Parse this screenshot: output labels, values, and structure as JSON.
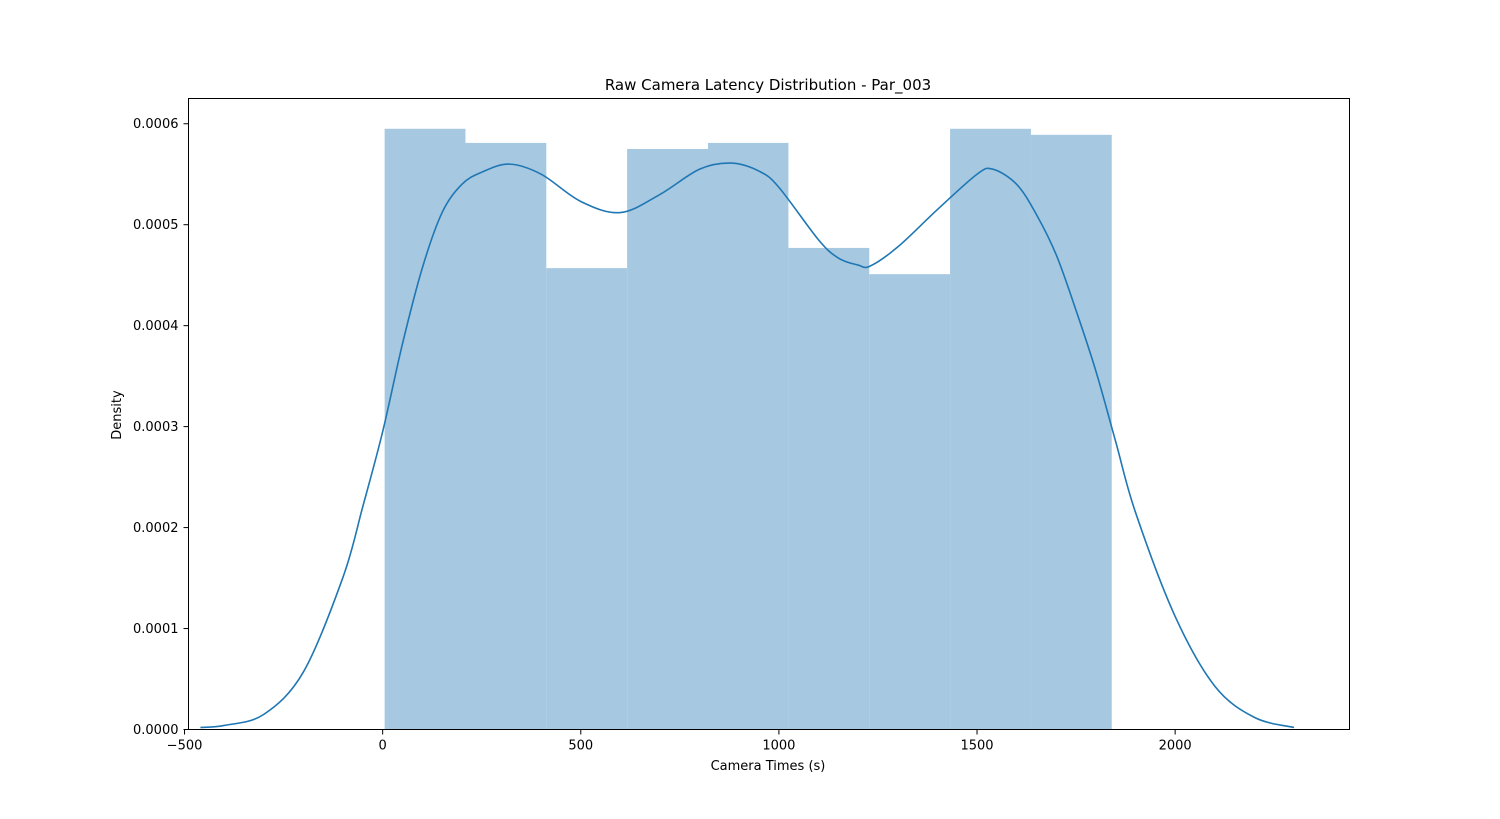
{
  "chart_data": {
    "type": "bar",
    "title": "Raw Camera Latency Distribution - Par_003",
    "xlabel": "Camera Times (s)",
    "ylabel": "Density",
    "xlim": [
      -490,
      2440
    ],
    "ylim": [
      0,
      0.000625
    ],
    "xticks": [
      {
        "value": -500,
        "label": "−500"
      },
      {
        "value": 0,
        "label": "0"
      },
      {
        "value": 500,
        "label": "500"
      },
      {
        "value": 1000,
        "label": "1000"
      },
      {
        "value": 1500,
        "label": "1500"
      },
      {
        "value": 2000,
        "label": "2000"
      }
    ],
    "yticks": [
      {
        "value": 0,
        "label": "0.0000"
      },
      {
        "value": 0.0001,
        "label": "0.0001"
      },
      {
        "value": 0.0002,
        "label": "0.0002"
      },
      {
        "value": 0.0003,
        "label": "0.0003"
      },
      {
        "value": 0.0004,
        "label": "0.0004"
      },
      {
        "value": 0.0005,
        "label": "0.0005"
      },
      {
        "value": 0.0006,
        "label": "0.0006"
      }
    ],
    "grid": false,
    "legend": "none",
    "colors": {
      "bars": "#a6c8e0",
      "kde_line": "#1f77b4"
    },
    "histogram": {
      "bin_edges": [
        5,
        209,
        413,
        617,
        821,
        1024,
        1228,
        1432,
        1636,
        1840
      ],
      "values": [
        0.000595,
        0.000581,
        0.000457,
        0.000575,
        0.000581,
        0.000477,
        0.000451,
        0.000595,
        0.000589
      ]
    },
    "series": [
      {
        "type": "line",
        "x": [
          -460,
          -400,
          -300,
          -200,
          -100,
          -50,
          0,
          50,
          100,
          150,
          200,
          250,
          320,
          400,
          500,
          600,
          700,
          800,
          880,
          950,
          1000,
          1100,
          1150,
          1200,
          1230,
          1300,
          1400,
          1500,
          1540,
          1600,
          1650,
          1700,
          1750,
          1800,
          1850,
          1900,
          2000,
          2100,
          2200,
          2300
        ],
        "y": [
          2e-06,
          4e-06,
          1.5e-05,
          5.7e-05,
          0.000151,
          0.000221,
          0.000295,
          0.000382,
          0.000457,
          0.000512,
          0.00054,
          0.000552,
          0.00056,
          0.00055,
          0.000523,
          0.000512,
          0.00053,
          0.000555,
          0.000561,
          0.000553,
          0.000537,
          0.000485,
          0.000467,
          0.00046,
          0.000459,
          0.000478,
          0.000515,
          0.00055,
          0.000555,
          0.00054,
          0.00051,
          0.00047,
          0.000415,
          0.000355,
          0.000285,
          0.000215,
          0.000112,
          4.3e-05,
          1.2e-05,
          2e-06
        ]
      }
    ]
  }
}
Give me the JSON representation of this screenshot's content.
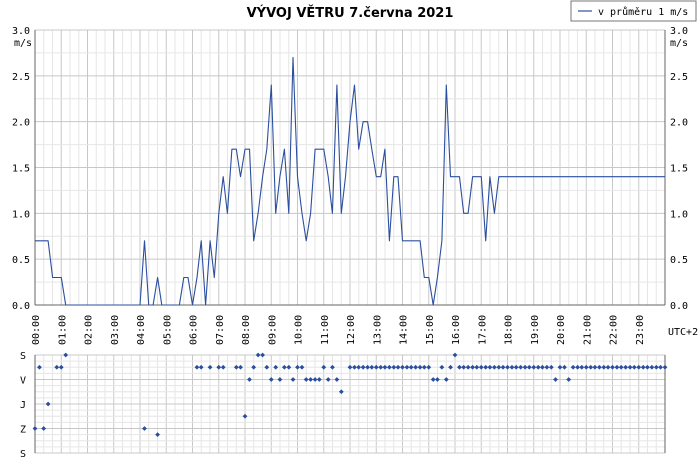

####################

_What you have to do_
Which lines above hold the word "JSON"? Copy each of them.

_Solution_
Parse this screenshot: output labels, values, and structure as JSON.
Give me the JSON representation of this screenshot's content.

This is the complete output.